>> Start STORED DATA
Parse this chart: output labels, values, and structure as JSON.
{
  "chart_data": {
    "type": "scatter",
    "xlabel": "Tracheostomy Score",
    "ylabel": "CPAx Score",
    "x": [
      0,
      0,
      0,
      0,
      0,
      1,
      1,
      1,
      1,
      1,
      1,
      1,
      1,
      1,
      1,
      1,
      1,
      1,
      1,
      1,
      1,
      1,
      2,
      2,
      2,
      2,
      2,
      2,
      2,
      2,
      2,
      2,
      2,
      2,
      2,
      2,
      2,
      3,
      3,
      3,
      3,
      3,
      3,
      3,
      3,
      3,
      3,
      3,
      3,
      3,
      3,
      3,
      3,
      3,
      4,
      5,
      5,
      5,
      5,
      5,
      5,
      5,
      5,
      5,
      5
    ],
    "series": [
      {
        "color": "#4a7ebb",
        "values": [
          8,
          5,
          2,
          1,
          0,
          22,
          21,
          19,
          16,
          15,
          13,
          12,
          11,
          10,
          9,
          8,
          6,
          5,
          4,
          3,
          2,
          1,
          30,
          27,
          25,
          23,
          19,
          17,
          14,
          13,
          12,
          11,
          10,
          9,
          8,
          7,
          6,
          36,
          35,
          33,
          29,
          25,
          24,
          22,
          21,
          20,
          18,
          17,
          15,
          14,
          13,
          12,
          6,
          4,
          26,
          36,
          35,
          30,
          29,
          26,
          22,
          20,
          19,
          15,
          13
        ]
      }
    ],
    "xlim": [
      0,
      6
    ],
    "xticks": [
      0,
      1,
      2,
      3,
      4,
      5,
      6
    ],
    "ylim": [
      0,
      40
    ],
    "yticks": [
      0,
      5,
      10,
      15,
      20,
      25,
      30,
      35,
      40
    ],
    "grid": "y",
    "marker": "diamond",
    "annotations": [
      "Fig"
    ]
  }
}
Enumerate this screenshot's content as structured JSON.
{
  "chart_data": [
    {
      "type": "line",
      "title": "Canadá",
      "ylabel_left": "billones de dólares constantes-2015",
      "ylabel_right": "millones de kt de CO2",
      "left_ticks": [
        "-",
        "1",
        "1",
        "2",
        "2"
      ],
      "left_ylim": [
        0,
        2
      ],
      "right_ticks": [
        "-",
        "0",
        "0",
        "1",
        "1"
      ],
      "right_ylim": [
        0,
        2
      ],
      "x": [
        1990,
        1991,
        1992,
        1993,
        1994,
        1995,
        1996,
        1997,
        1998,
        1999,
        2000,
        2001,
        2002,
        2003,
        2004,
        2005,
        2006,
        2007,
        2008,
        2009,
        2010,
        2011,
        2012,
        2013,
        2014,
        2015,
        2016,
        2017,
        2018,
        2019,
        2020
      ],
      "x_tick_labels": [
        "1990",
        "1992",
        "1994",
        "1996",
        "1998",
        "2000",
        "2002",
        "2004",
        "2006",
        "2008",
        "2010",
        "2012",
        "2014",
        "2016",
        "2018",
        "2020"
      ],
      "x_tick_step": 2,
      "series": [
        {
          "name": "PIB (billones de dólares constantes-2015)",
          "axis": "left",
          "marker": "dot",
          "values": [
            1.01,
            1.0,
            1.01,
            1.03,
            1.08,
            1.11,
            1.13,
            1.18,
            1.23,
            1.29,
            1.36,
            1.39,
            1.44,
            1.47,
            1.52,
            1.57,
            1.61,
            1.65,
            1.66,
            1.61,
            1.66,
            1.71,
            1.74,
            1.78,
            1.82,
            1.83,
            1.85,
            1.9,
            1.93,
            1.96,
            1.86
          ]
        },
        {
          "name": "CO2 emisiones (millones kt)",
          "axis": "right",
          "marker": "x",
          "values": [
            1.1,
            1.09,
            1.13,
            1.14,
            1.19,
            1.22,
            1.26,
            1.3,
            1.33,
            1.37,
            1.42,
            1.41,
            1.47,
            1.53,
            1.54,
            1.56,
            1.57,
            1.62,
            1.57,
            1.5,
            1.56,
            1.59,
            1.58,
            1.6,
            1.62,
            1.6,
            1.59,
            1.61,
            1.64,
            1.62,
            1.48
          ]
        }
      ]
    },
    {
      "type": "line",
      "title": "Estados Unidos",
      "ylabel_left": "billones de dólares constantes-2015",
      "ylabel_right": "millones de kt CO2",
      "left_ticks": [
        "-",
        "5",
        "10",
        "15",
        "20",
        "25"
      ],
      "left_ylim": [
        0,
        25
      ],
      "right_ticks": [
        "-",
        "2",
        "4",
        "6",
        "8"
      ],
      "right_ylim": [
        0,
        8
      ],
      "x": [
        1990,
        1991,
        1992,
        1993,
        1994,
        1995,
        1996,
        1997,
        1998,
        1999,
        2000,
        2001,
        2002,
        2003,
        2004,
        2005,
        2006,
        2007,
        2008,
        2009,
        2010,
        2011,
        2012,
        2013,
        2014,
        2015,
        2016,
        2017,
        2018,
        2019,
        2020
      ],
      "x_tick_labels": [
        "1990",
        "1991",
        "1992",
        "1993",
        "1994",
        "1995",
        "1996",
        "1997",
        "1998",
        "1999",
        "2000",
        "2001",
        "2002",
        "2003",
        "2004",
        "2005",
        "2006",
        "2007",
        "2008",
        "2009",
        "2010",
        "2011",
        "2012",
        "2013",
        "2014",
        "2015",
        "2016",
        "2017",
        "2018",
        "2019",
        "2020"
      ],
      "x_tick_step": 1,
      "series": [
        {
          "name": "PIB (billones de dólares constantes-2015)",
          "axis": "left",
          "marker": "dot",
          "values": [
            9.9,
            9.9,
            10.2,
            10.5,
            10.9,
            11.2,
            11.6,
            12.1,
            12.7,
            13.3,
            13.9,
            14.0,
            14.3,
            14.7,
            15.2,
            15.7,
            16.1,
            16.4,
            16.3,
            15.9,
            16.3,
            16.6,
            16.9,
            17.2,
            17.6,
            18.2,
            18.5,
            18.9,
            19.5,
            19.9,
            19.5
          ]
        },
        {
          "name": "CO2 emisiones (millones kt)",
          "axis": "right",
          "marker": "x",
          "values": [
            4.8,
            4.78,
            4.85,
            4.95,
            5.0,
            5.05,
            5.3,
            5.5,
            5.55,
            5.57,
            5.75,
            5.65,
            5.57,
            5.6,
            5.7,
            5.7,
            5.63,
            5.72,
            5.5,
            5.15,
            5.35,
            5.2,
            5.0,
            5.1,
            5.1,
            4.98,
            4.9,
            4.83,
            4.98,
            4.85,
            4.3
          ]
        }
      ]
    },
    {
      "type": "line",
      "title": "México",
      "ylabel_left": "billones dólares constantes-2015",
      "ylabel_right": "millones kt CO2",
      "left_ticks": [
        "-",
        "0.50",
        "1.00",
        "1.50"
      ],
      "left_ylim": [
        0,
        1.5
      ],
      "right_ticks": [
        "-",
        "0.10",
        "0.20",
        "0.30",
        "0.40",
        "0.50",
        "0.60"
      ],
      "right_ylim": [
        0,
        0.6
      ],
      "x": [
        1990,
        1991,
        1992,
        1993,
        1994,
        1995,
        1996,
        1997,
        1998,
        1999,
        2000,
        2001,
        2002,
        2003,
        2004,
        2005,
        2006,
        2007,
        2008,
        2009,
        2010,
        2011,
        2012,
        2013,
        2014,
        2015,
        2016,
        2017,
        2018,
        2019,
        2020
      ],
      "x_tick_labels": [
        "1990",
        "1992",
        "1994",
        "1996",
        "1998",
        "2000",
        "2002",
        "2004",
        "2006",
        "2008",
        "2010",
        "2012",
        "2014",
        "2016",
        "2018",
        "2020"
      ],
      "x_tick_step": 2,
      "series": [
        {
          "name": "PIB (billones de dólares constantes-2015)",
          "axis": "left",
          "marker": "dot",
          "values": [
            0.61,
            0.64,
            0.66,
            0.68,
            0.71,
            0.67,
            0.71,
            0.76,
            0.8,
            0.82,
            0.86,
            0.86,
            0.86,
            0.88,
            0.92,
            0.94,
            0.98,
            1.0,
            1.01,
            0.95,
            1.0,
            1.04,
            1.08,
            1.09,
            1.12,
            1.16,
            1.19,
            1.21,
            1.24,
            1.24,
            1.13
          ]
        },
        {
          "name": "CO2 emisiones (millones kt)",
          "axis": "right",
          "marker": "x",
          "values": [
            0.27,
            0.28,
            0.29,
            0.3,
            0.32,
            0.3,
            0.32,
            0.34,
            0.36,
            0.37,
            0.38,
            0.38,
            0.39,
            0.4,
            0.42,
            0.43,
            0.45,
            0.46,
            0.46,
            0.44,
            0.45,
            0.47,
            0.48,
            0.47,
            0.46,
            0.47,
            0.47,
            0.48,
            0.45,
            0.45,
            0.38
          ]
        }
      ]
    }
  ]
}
>> End STORED DATA
TO DO:
Where does the word "title" appear? Return each line that holds it.

RESULT OF THE TASK:
      "title": "Canadá",
      "title": "Estados Unidos",
      "title": "México",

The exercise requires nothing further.